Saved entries
>>>

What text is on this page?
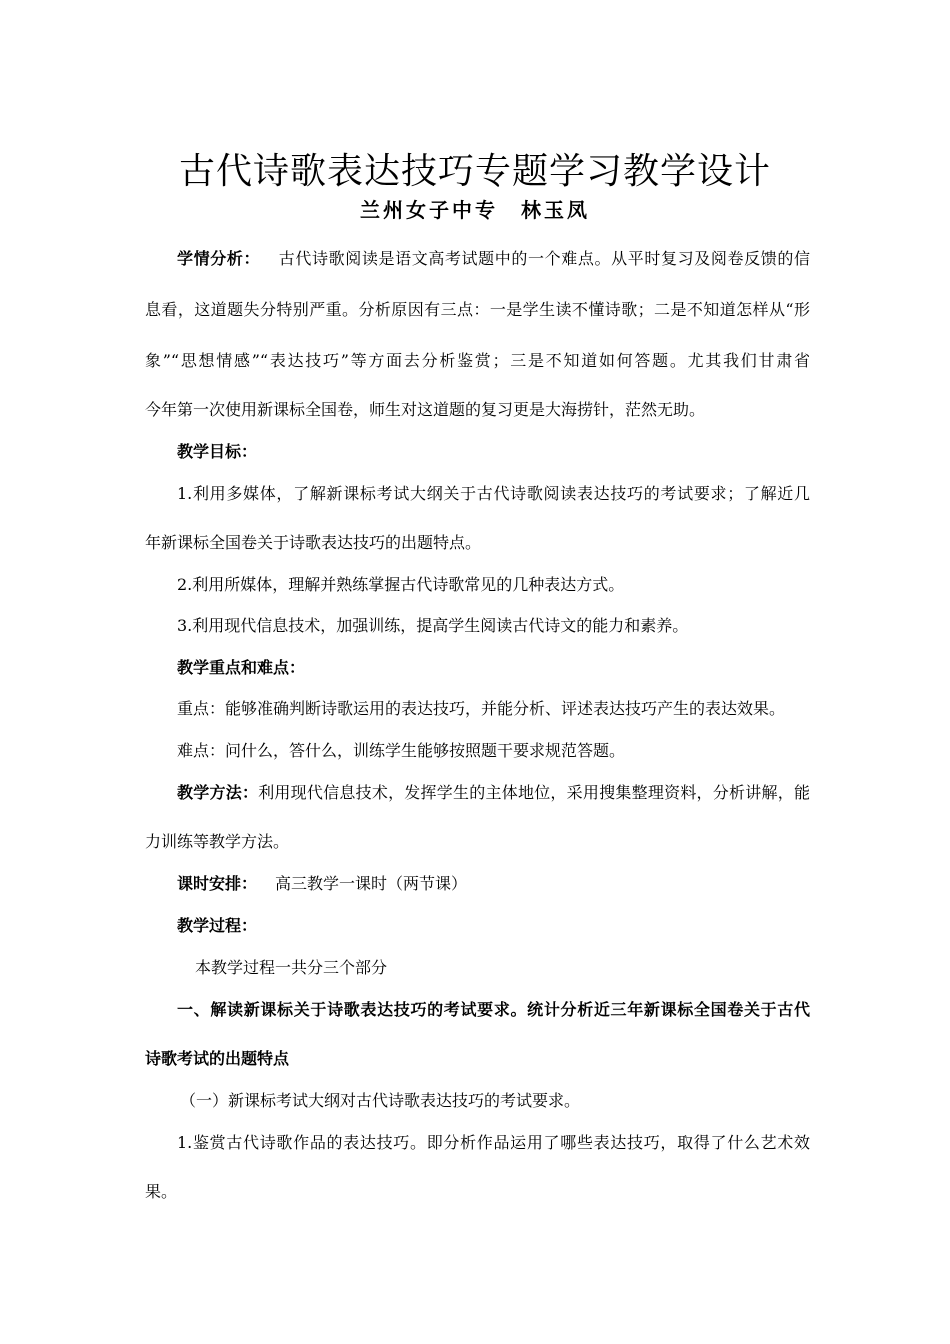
古代诗歌表达技巧专题学习教学设计
兰州女子中专　林玉凤
学情分析： 古代诗歌阅读是语文高考试题中的一个难点。从平时复习及阅卷反馈的信
息看，这道题失分特别严重。分析原因有三点：一是学生读不懂诗歌；二是不知道怎样从“形
象”“思想情感”“表达技巧”等方面去分析鉴赏；三是不知道如何答题。尤其我们甘肃省
今年第一次使用新课标全国卷，师生对这道题的复习更是大海捞针，茫然无助。
教学目标：
1.利用多媒体，了解新课标考试大纲关于古代诗歌阅读表达技巧的考试要求；了解近几
年新课标全国卷关于诗歌表达技巧的出题特点。
2.利用所媒体，理解并熟练掌握古代诗歌常见的几种表达方式。
3.利用现代信息技术，加强训练，提高学生阅读古代诗文的能力和素养。
教学重点和难点：
重点：能够准确判断诗歌运用的表达技巧，并能分析、评述表达技巧产生的表达效果。
难点：问什么，答什么，训练学生能够按照题干要求规范答题。
教学方法：利用现代信息技术，发挥学生的主体地位，采用搜集整理资料，分析讲解，能
力训练等教学方法。
课时安排： 高三教学一课时（两节课）
教学过程：
本教学过程一共分三个部分
一、解读新课标关于诗歌表达技巧的考试要求。统计分析近三年新课标全国卷关于古代
诗歌考试的出题特点
（一）新课标考试大纲对古代诗歌表达技巧的考试要求。
1.鉴赏古代诗歌作品的表达技巧。即分析作品运用了哪些表达技巧，取得了什么艺术效
果。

<<<

● DO THIS
Copy every line above that holds the word "利用现代信息技术".

● RESULT OF THIS EXERCISE
3.利用现代信息技术，加强训练，提高学生阅读古代诗文的能力和素养。
教学方法：利用现代信息技术，发挥学生的主体地位，采用搜集整理资料，分析讲解，能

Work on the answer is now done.